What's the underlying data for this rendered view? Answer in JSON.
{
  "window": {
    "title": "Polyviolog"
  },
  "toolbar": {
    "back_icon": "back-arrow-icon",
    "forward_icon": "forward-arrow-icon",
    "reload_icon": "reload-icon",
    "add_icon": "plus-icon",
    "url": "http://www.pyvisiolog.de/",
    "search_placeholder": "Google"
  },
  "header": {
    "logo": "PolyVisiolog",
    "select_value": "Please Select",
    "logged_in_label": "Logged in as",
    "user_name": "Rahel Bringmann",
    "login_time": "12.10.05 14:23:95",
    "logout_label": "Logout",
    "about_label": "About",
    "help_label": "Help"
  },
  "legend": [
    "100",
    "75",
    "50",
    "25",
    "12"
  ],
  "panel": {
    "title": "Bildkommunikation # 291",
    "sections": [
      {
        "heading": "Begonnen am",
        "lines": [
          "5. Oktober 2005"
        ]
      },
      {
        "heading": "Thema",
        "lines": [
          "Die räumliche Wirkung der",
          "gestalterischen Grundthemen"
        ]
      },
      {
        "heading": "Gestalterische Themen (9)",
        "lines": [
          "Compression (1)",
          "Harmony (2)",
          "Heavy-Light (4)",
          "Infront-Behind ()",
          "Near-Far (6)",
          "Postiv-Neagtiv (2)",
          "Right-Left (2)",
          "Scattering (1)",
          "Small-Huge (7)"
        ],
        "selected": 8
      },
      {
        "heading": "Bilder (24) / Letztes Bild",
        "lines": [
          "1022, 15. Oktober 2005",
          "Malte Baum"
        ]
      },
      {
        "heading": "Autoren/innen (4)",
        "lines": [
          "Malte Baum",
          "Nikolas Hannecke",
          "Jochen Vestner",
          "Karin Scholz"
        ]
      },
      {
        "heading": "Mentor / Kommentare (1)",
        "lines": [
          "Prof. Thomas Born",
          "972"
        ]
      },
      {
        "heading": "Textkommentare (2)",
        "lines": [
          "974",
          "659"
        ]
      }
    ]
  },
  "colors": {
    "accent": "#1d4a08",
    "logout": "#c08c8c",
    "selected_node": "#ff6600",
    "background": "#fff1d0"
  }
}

----

= OBJECTIVE =
Gather all the lines that include the word "title" and copy them out.

= CORRECT ANSWER =
    "title": "Polyviolog"
    "title": "Bildkommunikation # 291",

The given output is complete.